▶ _MATERIAL TO PROCESS_
* begin *

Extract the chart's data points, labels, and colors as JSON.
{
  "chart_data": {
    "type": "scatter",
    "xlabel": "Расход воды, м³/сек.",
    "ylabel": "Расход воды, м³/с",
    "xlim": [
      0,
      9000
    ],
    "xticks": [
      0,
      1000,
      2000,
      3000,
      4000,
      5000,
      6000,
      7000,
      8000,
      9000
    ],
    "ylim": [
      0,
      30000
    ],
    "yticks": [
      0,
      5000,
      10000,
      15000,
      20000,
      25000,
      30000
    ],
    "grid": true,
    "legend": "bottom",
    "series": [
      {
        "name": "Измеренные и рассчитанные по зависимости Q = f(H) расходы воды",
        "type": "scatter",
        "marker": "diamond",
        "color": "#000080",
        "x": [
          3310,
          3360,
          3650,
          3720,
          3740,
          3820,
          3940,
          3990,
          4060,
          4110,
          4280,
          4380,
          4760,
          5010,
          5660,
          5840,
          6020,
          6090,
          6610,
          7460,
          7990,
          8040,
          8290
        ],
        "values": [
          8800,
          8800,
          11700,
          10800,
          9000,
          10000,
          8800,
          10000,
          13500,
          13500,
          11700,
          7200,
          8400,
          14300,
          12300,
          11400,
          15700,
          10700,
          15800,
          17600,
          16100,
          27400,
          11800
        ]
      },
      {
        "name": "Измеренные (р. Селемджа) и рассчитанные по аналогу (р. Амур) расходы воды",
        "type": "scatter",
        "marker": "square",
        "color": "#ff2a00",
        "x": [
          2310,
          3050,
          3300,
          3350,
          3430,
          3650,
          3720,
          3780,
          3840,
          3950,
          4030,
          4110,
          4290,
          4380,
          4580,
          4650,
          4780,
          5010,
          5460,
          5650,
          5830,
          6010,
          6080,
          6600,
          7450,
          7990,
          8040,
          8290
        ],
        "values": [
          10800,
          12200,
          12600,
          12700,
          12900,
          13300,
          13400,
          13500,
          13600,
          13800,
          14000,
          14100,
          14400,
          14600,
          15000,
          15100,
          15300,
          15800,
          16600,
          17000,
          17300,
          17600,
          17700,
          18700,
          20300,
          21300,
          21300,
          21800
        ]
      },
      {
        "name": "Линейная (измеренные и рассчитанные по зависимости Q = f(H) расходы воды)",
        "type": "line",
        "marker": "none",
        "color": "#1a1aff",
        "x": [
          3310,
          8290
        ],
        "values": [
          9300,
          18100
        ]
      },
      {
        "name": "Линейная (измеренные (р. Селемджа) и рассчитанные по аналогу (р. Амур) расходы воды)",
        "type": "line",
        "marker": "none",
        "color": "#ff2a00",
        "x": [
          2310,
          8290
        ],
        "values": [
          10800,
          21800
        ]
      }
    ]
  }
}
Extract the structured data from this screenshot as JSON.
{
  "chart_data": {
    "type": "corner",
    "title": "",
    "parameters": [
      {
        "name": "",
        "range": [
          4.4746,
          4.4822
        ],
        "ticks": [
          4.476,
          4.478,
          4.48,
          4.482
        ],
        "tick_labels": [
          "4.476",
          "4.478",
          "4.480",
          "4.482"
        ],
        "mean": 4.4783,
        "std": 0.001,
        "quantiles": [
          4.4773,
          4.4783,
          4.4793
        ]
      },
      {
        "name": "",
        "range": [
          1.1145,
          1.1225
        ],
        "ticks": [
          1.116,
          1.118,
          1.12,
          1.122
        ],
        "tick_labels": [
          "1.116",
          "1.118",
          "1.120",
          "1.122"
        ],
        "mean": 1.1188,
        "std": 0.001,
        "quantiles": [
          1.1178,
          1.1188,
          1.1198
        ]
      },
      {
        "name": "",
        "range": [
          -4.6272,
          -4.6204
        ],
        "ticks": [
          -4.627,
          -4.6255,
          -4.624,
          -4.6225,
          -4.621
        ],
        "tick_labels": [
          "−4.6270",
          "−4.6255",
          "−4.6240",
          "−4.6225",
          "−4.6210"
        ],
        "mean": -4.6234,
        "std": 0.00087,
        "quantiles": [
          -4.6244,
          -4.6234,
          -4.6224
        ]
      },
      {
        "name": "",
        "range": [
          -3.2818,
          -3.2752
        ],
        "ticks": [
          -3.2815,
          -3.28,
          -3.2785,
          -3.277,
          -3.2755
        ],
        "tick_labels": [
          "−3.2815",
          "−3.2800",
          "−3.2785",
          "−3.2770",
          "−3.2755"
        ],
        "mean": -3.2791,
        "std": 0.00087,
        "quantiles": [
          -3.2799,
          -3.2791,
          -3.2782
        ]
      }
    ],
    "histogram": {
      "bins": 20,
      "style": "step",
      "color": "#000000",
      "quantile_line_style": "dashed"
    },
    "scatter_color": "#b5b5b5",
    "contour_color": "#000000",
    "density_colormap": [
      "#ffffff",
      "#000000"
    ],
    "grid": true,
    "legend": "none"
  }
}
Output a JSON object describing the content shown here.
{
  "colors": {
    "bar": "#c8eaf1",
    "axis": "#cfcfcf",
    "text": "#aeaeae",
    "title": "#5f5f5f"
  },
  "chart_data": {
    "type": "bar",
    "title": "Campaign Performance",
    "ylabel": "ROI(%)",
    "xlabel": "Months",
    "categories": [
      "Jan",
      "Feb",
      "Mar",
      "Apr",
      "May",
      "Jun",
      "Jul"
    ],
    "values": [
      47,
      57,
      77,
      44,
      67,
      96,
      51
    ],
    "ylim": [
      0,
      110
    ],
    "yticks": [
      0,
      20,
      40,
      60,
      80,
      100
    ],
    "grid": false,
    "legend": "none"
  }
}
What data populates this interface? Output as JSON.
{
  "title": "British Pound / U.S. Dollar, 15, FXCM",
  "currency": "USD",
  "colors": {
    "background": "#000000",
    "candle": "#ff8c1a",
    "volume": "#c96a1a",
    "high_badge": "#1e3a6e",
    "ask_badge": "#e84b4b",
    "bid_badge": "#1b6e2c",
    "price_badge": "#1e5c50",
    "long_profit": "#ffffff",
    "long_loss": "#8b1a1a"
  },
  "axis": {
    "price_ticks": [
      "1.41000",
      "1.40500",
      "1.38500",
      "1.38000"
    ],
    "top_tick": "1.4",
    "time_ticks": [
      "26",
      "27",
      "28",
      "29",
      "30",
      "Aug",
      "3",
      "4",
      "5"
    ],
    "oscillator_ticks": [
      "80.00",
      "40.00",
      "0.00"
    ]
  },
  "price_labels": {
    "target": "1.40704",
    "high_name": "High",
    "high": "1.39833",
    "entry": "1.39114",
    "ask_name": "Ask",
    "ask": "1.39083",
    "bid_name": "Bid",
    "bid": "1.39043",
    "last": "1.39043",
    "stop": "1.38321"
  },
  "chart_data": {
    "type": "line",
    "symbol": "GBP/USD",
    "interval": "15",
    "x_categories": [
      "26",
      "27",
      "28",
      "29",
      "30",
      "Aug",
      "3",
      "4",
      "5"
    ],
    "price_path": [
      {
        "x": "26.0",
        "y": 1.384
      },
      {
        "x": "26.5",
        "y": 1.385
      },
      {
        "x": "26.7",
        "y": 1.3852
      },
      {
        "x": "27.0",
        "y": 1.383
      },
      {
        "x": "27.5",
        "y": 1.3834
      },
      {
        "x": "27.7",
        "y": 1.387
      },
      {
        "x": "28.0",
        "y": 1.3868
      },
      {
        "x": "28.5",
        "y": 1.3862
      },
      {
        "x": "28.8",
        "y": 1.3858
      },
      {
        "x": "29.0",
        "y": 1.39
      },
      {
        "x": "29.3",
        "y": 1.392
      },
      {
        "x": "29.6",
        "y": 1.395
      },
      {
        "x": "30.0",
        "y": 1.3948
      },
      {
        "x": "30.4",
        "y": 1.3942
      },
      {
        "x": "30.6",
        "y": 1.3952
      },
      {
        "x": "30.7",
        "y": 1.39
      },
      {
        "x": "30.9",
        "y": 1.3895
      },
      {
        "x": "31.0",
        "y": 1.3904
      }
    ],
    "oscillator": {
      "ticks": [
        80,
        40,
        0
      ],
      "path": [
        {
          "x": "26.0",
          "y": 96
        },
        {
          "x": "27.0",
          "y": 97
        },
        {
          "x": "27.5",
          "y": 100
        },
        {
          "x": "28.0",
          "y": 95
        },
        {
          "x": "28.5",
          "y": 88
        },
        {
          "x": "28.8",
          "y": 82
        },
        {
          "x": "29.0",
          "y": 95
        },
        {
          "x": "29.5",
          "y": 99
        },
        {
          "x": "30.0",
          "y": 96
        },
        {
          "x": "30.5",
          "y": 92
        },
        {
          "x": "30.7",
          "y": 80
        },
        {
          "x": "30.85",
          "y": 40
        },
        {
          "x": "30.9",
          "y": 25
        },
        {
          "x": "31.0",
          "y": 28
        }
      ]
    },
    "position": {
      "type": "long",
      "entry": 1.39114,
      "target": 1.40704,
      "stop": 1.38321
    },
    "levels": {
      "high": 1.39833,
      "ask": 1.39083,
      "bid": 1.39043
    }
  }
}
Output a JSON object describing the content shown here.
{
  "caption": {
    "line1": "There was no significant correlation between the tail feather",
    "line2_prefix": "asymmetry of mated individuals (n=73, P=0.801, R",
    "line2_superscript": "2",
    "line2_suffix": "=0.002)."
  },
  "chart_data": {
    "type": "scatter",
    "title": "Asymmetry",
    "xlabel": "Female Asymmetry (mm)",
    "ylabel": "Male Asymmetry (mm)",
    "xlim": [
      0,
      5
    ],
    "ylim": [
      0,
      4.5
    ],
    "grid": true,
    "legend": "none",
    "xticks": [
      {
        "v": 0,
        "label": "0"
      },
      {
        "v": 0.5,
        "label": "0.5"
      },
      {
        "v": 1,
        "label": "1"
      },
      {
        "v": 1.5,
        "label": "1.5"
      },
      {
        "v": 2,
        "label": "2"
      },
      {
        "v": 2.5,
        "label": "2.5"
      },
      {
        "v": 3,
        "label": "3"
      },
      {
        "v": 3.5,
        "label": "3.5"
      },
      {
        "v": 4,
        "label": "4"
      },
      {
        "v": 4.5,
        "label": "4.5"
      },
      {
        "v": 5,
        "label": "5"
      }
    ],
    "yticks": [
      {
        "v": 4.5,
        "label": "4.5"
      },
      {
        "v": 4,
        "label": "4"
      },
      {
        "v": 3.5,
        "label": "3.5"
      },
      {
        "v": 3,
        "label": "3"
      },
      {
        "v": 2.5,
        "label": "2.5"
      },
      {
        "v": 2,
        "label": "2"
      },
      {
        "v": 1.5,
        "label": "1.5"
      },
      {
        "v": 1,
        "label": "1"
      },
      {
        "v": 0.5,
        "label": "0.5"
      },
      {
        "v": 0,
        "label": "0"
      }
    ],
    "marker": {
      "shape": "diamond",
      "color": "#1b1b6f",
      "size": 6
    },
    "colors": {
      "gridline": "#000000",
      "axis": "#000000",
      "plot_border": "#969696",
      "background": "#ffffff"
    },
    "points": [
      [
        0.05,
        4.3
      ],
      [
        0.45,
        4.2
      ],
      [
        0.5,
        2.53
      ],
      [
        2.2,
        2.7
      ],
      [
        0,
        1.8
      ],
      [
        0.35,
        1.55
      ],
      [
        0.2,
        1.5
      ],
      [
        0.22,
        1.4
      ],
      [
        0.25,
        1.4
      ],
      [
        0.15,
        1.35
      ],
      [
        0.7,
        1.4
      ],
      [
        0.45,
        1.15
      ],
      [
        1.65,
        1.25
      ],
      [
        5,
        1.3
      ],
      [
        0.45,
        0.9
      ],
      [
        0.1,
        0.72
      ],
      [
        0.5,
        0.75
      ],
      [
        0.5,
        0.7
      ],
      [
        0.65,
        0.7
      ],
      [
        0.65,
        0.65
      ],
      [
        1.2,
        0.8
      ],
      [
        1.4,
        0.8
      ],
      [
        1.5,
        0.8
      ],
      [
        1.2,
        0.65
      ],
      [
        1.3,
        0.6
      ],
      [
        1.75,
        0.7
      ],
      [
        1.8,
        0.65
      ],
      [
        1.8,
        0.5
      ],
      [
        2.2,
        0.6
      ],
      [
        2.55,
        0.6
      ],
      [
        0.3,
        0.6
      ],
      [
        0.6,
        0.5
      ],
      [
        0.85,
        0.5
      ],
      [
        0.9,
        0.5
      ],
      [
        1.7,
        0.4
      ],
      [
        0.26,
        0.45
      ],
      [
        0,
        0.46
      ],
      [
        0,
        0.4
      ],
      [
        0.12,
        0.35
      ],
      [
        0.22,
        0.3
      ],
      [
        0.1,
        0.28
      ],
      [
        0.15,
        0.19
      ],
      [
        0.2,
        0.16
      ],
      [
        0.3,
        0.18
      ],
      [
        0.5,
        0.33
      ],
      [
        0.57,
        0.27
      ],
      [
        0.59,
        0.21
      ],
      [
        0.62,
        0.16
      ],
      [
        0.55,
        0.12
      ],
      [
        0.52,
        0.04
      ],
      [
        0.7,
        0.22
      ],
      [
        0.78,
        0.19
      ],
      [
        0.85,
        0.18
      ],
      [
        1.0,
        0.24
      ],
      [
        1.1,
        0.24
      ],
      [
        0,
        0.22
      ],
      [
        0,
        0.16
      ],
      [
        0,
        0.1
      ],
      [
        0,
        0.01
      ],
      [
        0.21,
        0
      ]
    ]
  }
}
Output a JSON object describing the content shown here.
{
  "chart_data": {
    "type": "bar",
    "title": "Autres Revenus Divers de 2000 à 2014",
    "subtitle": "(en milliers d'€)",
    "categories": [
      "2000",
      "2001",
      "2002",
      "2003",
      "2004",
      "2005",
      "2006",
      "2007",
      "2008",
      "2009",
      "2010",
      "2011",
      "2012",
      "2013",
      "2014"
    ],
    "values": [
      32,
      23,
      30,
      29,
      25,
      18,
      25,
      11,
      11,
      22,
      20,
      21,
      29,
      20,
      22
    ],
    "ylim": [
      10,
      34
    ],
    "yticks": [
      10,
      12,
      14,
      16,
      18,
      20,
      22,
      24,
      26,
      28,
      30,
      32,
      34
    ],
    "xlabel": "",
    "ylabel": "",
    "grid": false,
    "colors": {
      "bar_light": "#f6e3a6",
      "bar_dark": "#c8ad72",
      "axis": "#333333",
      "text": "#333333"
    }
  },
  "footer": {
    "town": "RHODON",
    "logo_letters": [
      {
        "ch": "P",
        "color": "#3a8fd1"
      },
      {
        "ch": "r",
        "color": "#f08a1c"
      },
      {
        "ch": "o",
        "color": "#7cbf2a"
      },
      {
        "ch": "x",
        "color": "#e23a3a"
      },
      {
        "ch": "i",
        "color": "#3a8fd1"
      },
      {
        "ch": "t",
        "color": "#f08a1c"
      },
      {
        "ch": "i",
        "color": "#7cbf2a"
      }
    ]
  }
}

* end *

▶ _AIM_
Across the material above, count every line holding "legend" and write down only the number.

▶ _TASK RESULT_
4